First, the deprivation must be caused by the exercise of some right or privilege created by the State or by a rule of conduct imposed by the State or by a person for whom the State is responsible.... Second, the party charged with the deprivation must be a person who may fairly be said to be a state actor.

Lugar, 457 U.S. at 937 (citations omitted). As the Court in Lugar pointed out, these two distinct inquiries are related, “collaps [ing] into each other when the claim of a constitutional deprivation is directed against a party whose official character is such as to lend the weight of the State to his decisions!, but] diverging] when the constitutional claim is directed against a party without such apparent authority, i. e., against a private party.” Id. (citation omitted). Here, Ms. King is seeking relief not from some specific state actor or action but from continued enforcement of a parenting plan established on grounds supplied by her and her ex-spouse. The question becomes whether the State’s authorization of Michael King’s conduct in terms of adopting and enforcing this parenting plan constitutes state action.

¶54 Adjudication and enforcement of private rights is not sufficient state action in the sense necessary to implicate constitutional protections. It is axiomatic a state acts only through its executive, legislative, or judicial branch, Shelley v. Kraemer, 334 U.S. 1, 14, 68 S. Ct. 836, 92 L. Ed. 1161 (1948). State action, however, in the “full and complete sense of the phrase,” id. at 19, exists only when the state is fairly responsible for the conduct in question. See Lugar, 457 U.S. at 937. Merely providing a neutral forum to resolve a private dispute is insufficient state action without something more to make the state responsible for the alleged deprivation of rights. The distinction between the state acting itself and the state obligated to act on grounds *401supplied by an individual is critical to maintaining the private/public dichotomy. Herzog, supra, at 7. Otherwise, any state enforcement of private rights would trigger constitutional litigation. Lugar, 457 U.S. at 937.

¶55 Ms. King’s reliance on Shelley, 334 U.S. 1, to support her argument that state action exists whenever private parties use courts to pursue private remedies, is misplaced. While the United States Supreme Court in Shelley held judicial enforcement of racially restrictive covenants by state courts violates the equal protection clause of the Fourteenth Amendment, the United States Supreme Court has since pulled back the reach of Shelley, if not overruling it sub silentio, by requiring “something more” than the reliance on a statute or judicial proceeding. See Lugar, 457 U.S. at 939 n.21 (stating “we do not hold today that a ‘private party’s mere invocation of state legal procedures constitutes “joint participation” or “conspiracy” with state officials satisfying the [state action requirement]’ ” (quoting id. at 951 (Powell, J., dissenting))).

¶56 Additionally, the state’s regulation of dissolution and child custody determinations does not place the state’s imprimatur onto every action occurring within the required forum because a comprehensive regulatory scheme is insufficient to create state action without something more to implicate the state as the responsible party. See Moose Lodge No. 107 v. Irvis, 407 U.S. 163, 92 S. Ct. 1965, 32 L. Ed. 2d 627 (1972); Jackson, 419 U.S. 345.

**Input rows:**
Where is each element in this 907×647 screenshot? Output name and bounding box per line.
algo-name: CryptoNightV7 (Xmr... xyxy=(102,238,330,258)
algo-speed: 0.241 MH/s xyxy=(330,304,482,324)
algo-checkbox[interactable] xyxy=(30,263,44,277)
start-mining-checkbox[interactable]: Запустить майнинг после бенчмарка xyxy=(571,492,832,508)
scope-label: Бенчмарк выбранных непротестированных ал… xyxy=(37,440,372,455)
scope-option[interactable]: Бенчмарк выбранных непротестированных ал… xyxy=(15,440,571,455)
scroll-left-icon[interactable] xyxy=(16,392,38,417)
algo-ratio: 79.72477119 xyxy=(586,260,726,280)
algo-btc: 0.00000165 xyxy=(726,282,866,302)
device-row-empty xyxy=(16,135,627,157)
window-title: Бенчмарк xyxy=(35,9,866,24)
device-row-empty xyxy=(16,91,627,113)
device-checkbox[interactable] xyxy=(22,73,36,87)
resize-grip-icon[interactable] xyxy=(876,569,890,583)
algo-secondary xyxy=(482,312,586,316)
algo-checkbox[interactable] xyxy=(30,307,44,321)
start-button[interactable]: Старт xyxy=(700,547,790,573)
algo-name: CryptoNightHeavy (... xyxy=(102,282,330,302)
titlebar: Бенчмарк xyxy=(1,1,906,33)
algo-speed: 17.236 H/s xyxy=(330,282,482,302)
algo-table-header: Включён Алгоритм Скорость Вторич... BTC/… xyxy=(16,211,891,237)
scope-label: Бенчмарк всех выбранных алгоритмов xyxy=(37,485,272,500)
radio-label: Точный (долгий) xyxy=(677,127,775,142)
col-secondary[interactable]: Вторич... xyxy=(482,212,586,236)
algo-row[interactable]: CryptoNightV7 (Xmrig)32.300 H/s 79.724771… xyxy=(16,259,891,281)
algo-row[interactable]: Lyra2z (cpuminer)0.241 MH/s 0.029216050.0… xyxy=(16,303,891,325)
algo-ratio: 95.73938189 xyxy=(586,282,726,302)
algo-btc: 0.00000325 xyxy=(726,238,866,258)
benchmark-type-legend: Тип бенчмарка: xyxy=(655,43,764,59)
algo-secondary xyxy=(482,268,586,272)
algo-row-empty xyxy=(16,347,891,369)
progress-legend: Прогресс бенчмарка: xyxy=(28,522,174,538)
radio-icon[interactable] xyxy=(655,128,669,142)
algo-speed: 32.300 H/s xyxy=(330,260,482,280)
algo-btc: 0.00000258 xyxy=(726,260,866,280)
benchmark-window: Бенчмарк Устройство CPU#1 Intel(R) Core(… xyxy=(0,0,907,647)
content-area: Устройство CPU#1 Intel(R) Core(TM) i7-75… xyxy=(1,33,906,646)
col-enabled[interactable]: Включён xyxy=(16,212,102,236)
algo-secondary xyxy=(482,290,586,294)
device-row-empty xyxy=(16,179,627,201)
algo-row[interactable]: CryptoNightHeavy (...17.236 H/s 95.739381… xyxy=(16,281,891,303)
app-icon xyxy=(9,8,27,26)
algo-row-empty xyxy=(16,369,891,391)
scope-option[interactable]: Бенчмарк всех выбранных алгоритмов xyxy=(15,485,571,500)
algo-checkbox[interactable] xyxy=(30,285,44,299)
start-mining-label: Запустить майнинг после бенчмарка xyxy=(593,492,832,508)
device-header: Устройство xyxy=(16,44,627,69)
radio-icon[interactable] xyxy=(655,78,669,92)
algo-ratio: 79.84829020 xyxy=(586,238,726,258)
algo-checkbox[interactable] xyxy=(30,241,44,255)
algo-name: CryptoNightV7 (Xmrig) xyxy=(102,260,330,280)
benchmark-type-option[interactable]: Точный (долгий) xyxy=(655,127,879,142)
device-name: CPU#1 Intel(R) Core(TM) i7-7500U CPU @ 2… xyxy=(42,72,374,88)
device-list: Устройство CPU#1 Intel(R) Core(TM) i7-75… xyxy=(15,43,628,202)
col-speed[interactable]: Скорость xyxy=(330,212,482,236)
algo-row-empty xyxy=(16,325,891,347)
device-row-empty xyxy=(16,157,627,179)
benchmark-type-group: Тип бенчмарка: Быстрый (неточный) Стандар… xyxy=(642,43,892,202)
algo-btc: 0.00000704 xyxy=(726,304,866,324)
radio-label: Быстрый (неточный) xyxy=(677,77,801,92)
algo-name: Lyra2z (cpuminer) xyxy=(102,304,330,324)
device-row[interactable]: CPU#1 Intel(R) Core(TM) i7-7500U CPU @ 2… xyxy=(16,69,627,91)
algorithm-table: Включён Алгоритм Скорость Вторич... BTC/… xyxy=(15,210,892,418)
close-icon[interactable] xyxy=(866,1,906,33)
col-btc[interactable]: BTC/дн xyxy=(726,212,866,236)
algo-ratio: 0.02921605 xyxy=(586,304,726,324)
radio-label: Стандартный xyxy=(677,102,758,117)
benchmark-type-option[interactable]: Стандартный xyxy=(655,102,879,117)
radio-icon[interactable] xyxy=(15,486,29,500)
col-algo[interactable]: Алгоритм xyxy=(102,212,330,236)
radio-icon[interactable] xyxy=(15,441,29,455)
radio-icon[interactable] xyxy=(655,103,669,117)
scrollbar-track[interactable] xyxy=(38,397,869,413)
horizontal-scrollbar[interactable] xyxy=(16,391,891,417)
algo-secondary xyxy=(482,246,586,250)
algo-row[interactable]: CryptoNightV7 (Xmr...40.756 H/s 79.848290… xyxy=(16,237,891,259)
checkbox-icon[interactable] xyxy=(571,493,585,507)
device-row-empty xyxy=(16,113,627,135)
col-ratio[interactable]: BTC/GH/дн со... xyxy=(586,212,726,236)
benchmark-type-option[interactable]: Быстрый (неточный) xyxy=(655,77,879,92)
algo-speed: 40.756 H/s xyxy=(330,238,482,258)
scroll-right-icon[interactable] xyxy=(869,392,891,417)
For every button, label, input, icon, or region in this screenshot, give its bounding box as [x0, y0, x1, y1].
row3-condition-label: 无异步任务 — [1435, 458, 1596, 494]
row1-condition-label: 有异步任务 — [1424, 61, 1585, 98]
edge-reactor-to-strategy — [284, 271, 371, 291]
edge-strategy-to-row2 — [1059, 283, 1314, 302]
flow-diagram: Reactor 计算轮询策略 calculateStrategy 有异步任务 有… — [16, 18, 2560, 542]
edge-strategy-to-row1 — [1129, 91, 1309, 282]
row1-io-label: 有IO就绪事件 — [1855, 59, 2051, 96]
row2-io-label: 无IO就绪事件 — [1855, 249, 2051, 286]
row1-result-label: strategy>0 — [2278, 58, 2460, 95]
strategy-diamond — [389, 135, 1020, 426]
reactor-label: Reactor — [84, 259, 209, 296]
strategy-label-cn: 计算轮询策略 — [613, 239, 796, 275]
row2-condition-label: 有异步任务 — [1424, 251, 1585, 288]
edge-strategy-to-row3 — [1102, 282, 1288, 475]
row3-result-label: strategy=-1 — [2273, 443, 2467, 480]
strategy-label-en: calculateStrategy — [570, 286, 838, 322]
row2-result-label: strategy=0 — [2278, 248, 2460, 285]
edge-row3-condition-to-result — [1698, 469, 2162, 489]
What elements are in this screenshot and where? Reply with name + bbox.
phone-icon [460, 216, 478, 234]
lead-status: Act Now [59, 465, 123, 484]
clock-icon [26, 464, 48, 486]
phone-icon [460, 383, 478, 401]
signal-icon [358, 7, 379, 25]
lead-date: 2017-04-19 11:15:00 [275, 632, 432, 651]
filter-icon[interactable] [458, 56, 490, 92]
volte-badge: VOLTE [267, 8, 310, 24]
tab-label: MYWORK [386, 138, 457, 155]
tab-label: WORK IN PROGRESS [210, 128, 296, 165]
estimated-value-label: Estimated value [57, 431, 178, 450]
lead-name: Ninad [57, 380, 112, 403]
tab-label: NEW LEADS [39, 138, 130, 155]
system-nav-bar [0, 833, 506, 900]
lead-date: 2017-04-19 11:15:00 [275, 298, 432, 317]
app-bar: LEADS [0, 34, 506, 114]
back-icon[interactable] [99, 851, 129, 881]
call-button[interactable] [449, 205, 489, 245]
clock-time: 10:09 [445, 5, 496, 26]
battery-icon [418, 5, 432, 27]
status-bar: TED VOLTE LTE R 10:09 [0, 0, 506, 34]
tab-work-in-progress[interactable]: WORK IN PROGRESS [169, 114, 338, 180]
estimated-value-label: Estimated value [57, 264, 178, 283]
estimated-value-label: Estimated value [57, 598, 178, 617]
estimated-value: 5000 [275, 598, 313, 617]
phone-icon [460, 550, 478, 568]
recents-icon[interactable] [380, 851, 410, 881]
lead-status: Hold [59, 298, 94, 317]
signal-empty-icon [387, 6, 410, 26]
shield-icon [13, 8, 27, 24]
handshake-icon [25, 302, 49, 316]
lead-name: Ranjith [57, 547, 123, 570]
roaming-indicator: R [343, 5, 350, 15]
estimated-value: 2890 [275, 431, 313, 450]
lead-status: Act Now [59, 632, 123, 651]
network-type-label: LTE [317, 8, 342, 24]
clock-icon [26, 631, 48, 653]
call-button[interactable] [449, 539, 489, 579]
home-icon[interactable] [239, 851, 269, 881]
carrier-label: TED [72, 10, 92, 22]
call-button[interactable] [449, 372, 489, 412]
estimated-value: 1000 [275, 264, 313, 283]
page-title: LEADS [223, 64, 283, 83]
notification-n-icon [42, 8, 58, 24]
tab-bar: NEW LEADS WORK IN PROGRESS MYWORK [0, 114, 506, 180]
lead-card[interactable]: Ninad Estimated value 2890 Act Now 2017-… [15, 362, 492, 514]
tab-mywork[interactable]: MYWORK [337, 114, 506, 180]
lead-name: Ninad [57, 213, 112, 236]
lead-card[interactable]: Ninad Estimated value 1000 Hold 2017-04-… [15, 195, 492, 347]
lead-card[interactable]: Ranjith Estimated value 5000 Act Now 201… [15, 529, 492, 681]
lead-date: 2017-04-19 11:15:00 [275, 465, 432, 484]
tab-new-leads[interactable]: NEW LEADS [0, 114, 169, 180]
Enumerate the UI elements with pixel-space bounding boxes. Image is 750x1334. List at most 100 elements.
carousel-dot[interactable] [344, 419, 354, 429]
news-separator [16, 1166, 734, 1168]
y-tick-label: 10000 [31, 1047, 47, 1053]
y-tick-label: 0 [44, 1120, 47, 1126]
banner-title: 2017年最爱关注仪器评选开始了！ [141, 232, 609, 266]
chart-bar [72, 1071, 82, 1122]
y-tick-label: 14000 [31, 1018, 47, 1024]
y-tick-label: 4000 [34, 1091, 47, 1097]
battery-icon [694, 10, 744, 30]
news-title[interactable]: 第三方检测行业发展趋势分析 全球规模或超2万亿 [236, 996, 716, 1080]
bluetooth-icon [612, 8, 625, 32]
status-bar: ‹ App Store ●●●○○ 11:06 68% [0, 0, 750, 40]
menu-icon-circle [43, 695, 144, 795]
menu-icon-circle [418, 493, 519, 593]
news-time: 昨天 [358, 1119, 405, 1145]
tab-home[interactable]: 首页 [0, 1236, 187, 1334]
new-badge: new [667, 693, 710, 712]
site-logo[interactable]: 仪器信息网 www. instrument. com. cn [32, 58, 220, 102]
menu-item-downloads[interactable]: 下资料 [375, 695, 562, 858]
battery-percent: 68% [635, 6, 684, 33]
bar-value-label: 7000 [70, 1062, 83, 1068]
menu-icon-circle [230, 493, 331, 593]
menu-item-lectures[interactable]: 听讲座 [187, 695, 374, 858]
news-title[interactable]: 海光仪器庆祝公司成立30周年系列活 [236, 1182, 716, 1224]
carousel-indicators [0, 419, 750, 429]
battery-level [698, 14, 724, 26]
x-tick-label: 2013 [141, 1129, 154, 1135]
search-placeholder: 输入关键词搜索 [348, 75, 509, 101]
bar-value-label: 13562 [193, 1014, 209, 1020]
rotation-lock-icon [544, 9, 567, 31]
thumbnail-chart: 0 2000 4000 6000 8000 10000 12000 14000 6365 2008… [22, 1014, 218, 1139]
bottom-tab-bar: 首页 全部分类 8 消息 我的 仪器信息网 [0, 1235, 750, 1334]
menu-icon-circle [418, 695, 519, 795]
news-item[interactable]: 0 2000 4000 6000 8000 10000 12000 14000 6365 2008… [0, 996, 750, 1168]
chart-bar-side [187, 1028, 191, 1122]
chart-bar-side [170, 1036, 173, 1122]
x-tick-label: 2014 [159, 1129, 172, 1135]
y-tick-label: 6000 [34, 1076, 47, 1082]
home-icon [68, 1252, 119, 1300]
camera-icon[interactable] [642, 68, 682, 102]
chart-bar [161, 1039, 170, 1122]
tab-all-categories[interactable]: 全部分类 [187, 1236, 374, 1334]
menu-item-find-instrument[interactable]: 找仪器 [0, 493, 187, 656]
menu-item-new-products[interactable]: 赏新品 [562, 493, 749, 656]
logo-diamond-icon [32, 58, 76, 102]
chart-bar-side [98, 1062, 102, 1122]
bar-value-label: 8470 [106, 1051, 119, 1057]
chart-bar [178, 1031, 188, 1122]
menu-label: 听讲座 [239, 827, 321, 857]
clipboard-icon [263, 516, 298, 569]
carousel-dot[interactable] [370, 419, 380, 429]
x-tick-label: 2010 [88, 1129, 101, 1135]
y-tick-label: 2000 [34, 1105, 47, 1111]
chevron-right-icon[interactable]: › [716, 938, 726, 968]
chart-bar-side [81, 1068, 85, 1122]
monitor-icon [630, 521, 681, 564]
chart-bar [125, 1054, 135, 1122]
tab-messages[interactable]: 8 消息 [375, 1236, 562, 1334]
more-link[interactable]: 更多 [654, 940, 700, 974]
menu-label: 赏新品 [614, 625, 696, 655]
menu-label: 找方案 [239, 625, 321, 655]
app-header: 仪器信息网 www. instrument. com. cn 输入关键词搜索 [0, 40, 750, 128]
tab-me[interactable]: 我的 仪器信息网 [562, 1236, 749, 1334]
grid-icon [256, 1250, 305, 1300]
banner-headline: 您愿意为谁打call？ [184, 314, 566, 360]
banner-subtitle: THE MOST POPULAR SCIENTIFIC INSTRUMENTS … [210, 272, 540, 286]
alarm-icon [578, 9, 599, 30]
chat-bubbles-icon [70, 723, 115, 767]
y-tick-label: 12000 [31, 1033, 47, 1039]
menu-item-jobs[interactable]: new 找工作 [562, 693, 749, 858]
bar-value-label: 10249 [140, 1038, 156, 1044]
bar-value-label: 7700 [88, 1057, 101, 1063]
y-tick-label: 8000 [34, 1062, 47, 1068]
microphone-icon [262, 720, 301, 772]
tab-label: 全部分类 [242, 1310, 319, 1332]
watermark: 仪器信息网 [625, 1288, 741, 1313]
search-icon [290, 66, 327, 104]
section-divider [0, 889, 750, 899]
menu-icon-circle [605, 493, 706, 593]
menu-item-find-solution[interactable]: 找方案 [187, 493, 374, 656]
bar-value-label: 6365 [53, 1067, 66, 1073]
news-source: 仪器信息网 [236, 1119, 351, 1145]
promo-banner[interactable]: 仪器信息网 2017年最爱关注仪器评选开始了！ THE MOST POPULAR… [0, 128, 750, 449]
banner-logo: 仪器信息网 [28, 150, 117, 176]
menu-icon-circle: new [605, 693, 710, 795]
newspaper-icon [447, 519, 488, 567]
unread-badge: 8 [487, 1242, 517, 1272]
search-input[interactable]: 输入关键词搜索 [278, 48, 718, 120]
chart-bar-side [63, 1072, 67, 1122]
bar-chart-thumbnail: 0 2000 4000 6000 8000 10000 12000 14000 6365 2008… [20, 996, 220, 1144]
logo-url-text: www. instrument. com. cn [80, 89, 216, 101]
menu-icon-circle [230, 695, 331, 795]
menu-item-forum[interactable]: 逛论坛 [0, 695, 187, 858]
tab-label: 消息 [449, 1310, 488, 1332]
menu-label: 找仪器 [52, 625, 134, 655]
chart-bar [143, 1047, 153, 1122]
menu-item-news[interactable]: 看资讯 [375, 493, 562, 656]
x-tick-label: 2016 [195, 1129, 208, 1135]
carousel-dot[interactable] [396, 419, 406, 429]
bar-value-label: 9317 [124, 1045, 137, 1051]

**What to do:**
• a. Can you output the listing's lines verbatim, starting with the first line of the listing and going on through the line containing "start-mining-checkbox[interactable]: Запустить майнинг", with both of those lines included?
• b. How would the court excerpt on state action go on after its final paragraph? Write the next part.
The state-action excerpt and the listing have no connection to each other.

**Responses:**
• a.
Where is each element in this 907×647 screenshot? Output name and bounding box per line.
algo-name: CryptoNightV7 (Xmr... xyxy=(102,238,330,258)
algo-speed: 0.241 MH/s xyxy=(330,304,482,324)
algo-checkbox[interactable] xyxy=(30,263,44,277)
start-mining-checkbox[interactable]: Запустить майнинг после бенчмарка xyxy=(571,492,832,508)

• b.
¶57 In Moose Lodge the Supreme Court held Pennsylvania’s liquor licensing scheme was insufficient to make the state responsible for a private club’s act of choosing its members on a discriminatory basis. As the Court explained:

The Court has never held . . . that discrimination by an otherwise private entity would be violative of the Equal Protection Clause if the private entity receives any sort of benefit or service at all from the State, or if it is subject to state regulation in any degree whatever. Since state-furnished services include such necessities of life as electricity, water, and police and fire protection, such a holding would utterly emas*402culate the distinction between private as distinguished from state conduct ....

Moose Lodge, 407 U.S. at 173.

¶58 In Jackson, 419 U.S. at 354, petitioner argued the termination of her electric service without notice or hearing was state action because the state “ ‘specifically authorized and approved’ ” the termination practice. The Court, holding that no state action existed, noted, “[i]f the mere existence of [a] regulatory scheme made [the respondent’s] action that of the State, then presumably the actions of a lone Philadelphia cab driver could also be fairly treated as those of the State.” Id. at 350 n.7.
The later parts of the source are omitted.